** START Data supplied **
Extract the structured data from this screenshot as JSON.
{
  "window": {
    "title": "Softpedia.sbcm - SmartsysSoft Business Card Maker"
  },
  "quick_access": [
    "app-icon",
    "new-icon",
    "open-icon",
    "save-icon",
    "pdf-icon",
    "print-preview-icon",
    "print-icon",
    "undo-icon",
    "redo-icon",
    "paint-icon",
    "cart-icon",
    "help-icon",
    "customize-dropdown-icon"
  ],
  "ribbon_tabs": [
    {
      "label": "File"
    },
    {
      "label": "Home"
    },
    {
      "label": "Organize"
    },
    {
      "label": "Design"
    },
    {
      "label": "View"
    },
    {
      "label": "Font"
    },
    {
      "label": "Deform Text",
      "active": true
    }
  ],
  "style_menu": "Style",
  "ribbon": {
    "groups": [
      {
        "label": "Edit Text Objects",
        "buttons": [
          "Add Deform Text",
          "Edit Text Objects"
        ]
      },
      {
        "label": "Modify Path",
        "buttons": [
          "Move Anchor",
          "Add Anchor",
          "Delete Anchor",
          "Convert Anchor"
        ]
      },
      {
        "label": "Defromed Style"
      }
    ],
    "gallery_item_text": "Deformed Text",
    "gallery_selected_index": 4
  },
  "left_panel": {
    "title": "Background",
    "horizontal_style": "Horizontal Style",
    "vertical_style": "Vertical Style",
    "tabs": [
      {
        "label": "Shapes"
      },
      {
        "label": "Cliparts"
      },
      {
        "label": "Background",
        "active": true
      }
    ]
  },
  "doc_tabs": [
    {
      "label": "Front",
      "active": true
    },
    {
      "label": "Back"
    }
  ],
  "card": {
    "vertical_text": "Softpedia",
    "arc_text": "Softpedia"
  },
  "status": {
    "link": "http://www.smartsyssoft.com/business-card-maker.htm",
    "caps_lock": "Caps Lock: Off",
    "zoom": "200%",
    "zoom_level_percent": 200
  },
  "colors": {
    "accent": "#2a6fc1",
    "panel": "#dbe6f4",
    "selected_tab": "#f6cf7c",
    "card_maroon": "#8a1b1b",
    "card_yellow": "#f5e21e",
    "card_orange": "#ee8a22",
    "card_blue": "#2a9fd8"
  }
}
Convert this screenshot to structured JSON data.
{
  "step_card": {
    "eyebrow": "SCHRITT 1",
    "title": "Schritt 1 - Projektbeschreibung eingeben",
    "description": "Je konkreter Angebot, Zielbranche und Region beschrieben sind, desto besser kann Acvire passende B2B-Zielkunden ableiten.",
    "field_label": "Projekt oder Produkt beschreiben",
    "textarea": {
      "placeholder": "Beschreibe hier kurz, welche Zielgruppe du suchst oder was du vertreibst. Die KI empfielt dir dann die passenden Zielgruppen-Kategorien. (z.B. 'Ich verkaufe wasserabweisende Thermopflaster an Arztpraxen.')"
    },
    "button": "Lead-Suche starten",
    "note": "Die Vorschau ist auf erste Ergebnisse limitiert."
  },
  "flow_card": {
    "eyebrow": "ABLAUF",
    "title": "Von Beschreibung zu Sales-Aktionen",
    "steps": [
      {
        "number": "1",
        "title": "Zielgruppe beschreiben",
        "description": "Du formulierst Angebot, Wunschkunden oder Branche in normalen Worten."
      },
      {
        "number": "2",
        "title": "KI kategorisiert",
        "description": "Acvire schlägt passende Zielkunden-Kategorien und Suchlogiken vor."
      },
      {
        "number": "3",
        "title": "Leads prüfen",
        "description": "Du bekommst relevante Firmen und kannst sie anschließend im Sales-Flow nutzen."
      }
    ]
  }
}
** END Data supplied **
* _Given task_:
Spot every line that holds "Sales" and copy it.

* _Result of this exercise_:
    "title": "Von Beschreibung zu Sales-Aktionen",
        "description": "Du bekommst relevante Firmen und kannst sie anschließend im Sales-Flow nutzen."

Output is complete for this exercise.